**Exercise**.
Would you retype all of these records exactly?

"""

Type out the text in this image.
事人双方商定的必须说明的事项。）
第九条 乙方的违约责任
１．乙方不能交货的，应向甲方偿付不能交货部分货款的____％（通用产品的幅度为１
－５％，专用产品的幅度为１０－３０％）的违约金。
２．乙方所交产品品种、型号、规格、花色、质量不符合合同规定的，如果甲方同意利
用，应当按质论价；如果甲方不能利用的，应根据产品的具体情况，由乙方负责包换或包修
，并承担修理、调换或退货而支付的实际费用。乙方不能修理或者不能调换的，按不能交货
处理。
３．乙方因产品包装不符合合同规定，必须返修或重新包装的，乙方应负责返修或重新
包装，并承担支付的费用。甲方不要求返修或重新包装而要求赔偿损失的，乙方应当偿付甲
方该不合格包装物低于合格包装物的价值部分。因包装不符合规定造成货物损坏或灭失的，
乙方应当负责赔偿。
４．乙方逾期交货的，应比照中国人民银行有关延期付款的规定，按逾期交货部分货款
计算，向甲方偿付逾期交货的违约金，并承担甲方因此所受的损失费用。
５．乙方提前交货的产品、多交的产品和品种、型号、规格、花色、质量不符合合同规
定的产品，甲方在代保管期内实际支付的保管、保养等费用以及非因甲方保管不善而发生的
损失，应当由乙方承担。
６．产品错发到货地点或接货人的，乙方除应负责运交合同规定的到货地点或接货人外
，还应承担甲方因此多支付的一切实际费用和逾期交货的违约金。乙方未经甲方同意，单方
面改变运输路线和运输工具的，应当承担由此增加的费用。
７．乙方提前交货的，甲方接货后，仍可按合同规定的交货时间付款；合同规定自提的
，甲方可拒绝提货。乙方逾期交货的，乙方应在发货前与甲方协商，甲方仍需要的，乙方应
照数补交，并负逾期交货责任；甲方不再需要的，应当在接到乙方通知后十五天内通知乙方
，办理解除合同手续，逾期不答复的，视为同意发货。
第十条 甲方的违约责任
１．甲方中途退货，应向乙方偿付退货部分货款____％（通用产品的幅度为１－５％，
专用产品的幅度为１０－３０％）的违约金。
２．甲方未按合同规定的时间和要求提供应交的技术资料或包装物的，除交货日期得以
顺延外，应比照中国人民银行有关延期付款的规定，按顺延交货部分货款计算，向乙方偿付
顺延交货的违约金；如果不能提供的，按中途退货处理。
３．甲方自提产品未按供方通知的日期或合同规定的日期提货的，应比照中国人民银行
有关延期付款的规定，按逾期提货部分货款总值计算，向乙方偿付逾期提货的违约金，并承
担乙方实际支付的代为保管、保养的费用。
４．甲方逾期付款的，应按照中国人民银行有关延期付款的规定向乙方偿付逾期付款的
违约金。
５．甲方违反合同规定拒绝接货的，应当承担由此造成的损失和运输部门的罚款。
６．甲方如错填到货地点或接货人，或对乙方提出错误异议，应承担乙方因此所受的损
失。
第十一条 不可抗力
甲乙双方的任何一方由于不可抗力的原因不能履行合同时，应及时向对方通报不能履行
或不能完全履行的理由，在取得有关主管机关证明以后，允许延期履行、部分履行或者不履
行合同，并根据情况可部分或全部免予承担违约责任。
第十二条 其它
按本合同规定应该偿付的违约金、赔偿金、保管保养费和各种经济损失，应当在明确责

"""

**Solution for this problem**.
Type out the text in this image.
事人双方商定的必须说明的事项。）
第九条 乙方的违约责任
１．乙方不能交货的，应向甲方偿付不能交货部分货款的____％（通用产品的幅度为１
－５％，专用产品的幅度为１０－３０％）的违约金。
２．乙方所交产品品种、型号、规格、花色、质量不符合合同规定的，如果甲方同意利
用，应当按质论价；如果甲方不能利用的，应根据产品的具体情况，由乙方负责包换或包修
，并承担修理、调换或退货而支付的实际费用。乙方不能修理或者不能调换的，按不能交货
处理。
３．乙方因产品包装不符合合同规定，必须返修或重新包装的，乙方应负责返修或重新
包装，并承担支付的费用。甲方不要求返修或重新包装而要求赔偿损失的，乙方应当偿付甲
方该不合格包装物低于合格包装物的价值部分。因包装不符合规定造成货物损坏或灭失的，
乙方应当负责赔偿。
４．乙方逾期交货的，应比照中国人民银行有关延期付款的规定，按逾期交货部分货款
计算，向甲方偿付逾期交货的违约金，并承担甲方因此所受的损失费用。
５．乙方提前交货的产品、多交的产品和品种、型号、规格、花色、质量不符合合同规
定的产品，甲方在代保管期内实际支付的保管、保养等费用以及非因甲方保管不善而发生的
损失，应当由乙方承担。
６．产品错发到货地点或接货人的，乙方除应负责运交合同规定的到货地点或接货人外
，还应承担甲方因此多支付的一切实际费用和逾期交货的违约金。乙方未经甲方同意，单方
面改变运输路线和运输工具的，应当承担由此增加的费用。
７．乙方提前交货的，甲方接货后，仍可按合同规定的交货时间付款；合同规定自提的
，甲方可拒绝提货。乙方逾期交货的，乙方应在发货前与甲方协商，甲方仍需要的，乙方应
照数补交，并负逾期交货责任；甲方不再需要的，应当在接到乙方通知后十五天内通知乙方
，办理解除合同手续，逾期不答复的，视为同意发货。
第十条 甲方的违约责任
１．甲方中途退货，应向乙方偿付退货部分货款____％（通用产品的幅度为１－５％，
专用产品的幅度为１０－３０％）的违约金。
２．甲方未按合同规定的时间和要求提供应交的技术资料或包装物的，除交货日期得以
顺延外，应比照中国人民银行有关延期付款的规定，按顺延交货部分货款计算，向乙方偿付
顺延交货的违约金；如果不能提供的，按中途退货处理。
３．甲方自提产品未按供方通知的日期或合同规定的日期提货的，应比照中国人民银行
有关延期付款的规定，按逾期提货部分货款总值计算，向乙方偿付逾期提货的违约金，并承
担乙方实际支付的代为保管、保养的费用。
４．甲方逾期付款的，应按照中国人民银行有关延期付款的规定向乙方偿付逾期付款的
违约金。
５．甲方违反合同规定拒绝接货的，应当承担由此造成的损失和运输部门的罚款。
６．甲方如错填到货地点或接货人，或对乙方提出错误异议，应承担乙方因此所受的损
失。
第十一条 不可抗力
甲乙双方的任何一方由于不可抗力的原因不能履行合同时，应及时向对方通报不能履行
或不能完全履行的理由，在取得有关主管机关证明以后，允许延期履行、部分履行或者不履
行合同，并根据情况可部分或全部免予承担违约责任。
第十二条 其它
按本合同规定应该偿付的违约金、赔偿金、保管保养费和各种经济损失，应当在明确责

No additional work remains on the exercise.